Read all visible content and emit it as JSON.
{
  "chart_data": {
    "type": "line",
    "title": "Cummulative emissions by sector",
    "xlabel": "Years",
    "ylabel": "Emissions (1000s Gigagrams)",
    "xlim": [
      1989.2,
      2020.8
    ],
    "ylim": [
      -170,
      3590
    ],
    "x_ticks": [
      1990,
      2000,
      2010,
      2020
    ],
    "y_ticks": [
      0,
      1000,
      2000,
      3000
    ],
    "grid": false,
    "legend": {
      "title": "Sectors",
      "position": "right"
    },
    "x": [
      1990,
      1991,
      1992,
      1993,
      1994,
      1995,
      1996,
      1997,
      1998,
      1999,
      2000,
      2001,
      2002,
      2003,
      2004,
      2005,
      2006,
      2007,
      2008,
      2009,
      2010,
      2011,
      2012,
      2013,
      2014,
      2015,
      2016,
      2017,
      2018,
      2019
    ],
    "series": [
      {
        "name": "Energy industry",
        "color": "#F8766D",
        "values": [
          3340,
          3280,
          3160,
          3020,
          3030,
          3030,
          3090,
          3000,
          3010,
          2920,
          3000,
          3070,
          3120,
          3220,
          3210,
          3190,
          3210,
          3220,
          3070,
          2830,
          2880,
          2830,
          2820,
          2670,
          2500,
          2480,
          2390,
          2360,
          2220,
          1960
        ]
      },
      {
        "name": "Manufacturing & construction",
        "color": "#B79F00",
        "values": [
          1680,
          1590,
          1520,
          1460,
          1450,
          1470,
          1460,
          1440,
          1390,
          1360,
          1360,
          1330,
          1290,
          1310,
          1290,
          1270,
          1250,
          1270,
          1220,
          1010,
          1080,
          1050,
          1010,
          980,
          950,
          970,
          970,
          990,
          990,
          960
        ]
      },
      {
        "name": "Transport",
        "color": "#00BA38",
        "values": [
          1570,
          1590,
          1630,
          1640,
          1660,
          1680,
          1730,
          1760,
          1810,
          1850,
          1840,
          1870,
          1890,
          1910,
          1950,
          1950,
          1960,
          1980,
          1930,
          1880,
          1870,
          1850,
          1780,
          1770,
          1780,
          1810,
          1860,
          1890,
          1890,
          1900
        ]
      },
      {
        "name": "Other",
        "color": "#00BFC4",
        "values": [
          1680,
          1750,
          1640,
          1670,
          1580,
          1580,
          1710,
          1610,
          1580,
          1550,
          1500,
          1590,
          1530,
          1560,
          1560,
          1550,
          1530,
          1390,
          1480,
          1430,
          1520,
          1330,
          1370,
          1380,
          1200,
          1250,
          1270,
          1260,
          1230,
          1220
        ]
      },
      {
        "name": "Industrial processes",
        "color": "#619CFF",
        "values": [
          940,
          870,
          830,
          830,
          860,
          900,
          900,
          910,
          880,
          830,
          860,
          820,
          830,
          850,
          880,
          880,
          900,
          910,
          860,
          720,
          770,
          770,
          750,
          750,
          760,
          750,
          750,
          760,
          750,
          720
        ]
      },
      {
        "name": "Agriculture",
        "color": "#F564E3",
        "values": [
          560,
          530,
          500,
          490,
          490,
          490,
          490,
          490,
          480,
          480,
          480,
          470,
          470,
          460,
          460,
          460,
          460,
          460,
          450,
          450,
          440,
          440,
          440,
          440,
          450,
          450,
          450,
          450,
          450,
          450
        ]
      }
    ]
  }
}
* * *
▶ Problem statement
Filter the listing for the word "name" and copy every line that holds it.

▶ Full solution
        "name": "Energy industry",
        "name": "Manufacturing & construction",
        "name": "Transport",
        "name": "Other",
        "name": "Industrial processes",
        "name": "Agriculture",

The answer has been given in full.